Source data
★ ★ ★ ★ ★ ★ ★
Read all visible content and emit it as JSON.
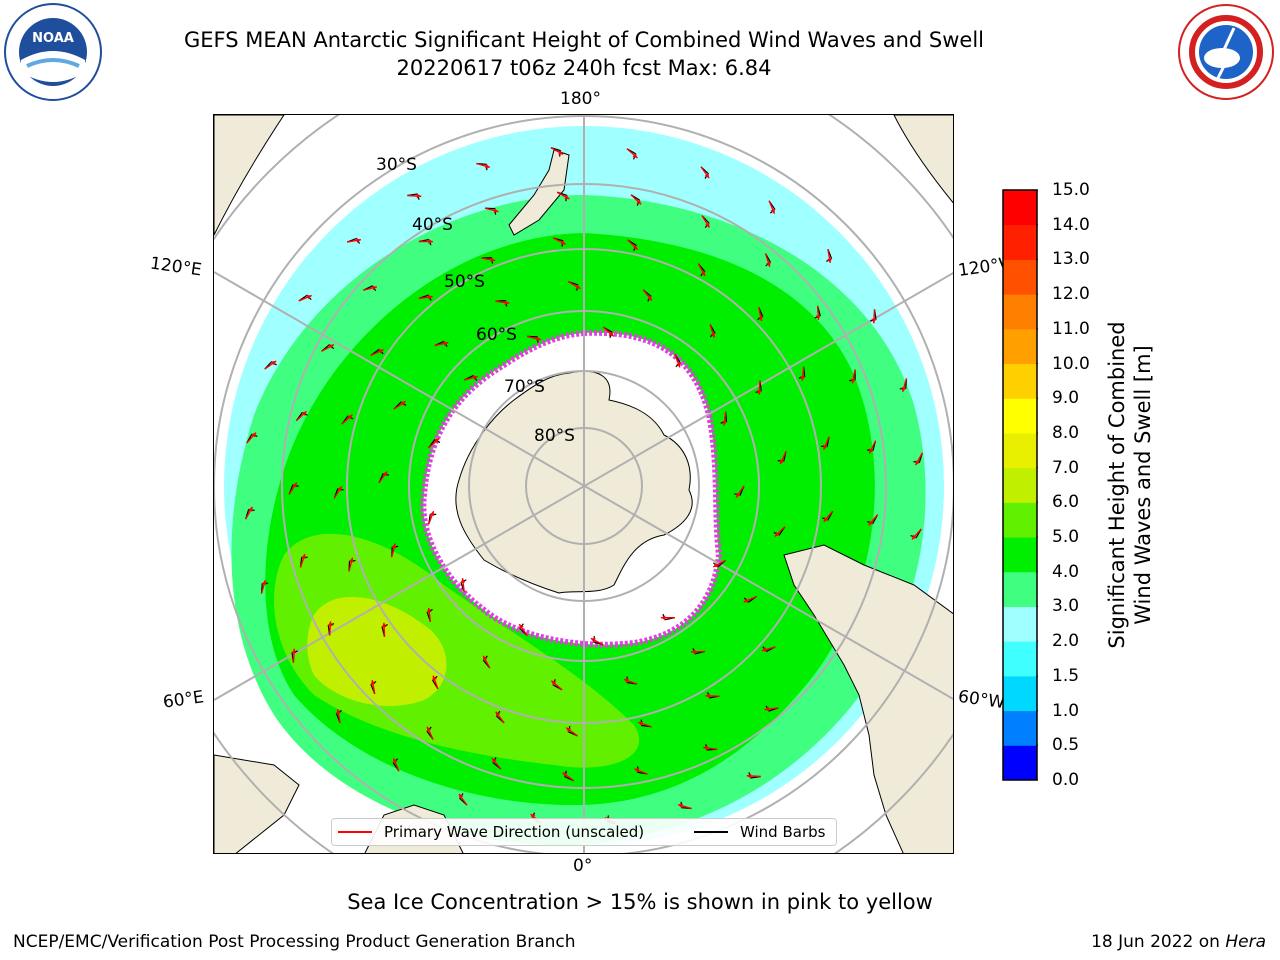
{
  "header": {
    "title_line1": "GEFS MEAN Antarctic Significant Height of Combined Wind Waves and Swell",
    "title_line2": "20220617 t06z 240h fcst   Max: 6.84"
  },
  "logos": {
    "left": {
      "text": "NOAA",
      "ring_text": "NATIONAL OCEANIC AND ATMOSPHERIC ADMINISTRATION · U.S. DEPARTMENT OF COMMERCE"
    },
    "right": {
      "ring_text": "NATIONAL WEATHER SERVICE"
    }
  },
  "map": {
    "projection": "south polar stereographic",
    "lon_labels": {
      "top": "180°",
      "bottom": "0°",
      "upper_left": "120°E",
      "upper_right": "120°W",
      "lower_left": "60°E",
      "lower_right": "60°W"
    },
    "lat_labels": [
      "30°S",
      "40°S",
      "50°S",
      "60°S",
      "70°S",
      "80°S"
    ],
    "colors": {
      "land": "#EFEBD8",
      "ice": "#FFFFFF",
      "ice_edge": "#E040E0",
      "grid": "#B0B0B0",
      "wave_arrow": "#FF0000",
      "wind_barb": "#000000"
    },
    "max_value": 6.84
  },
  "colorbar": {
    "title_line1": "Significant Height of Combined",
    "title_line2": "Wind Waves and Swell [m]",
    "ticks": [
      "0.0",
      "0.5",
      "1.0",
      "1.5",
      "2.0",
      "3.0",
      "4.0",
      "5.0",
      "6.0",
      "7.0",
      "8.0",
      "9.0",
      "10.0",
      "11.0",
      "12.0",
      "13.0",
      "14.0",
      "15.0"
    ],
    "colors": [
      "#0000FF",
      "#0080FF",
      "#00D8FF",
      "#40FFFF",
      "#A0FFFF",
      "#40FF80",
      "#00EE00",
      "#60F000",
      "#C0F000",
      "#E8F000",
      "#FFFF00",
      "#FFD000",
      "#FFA000",
      "#FF8000",
      "#FF5000",
      "#FF2000",
      "#FF0000"
    ]
  },
  "legend": {
    "primary_wave": "Primary Wave Direction (unscaled)",
    "wind_barbs": "Wind Barbs"
  },
  "caption": "Sea Ice Concentration > 15% is shown in pink to yellow",
  "footer": {
    "left": "NCEP/EMC/Verification Post Processing Product Generation Branch",
    "right_prefix": "18 Jun 2022 on ",
    "right_italic": "Hera"
  }
}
★ ★ ★ ★ ★ ★ ★
▶ **SET PROBLEM**:
Tell how many lines of the records above hold the string "Combined". Give no other text.

▶ **SOLUTION TO THE PROBLEM**:
2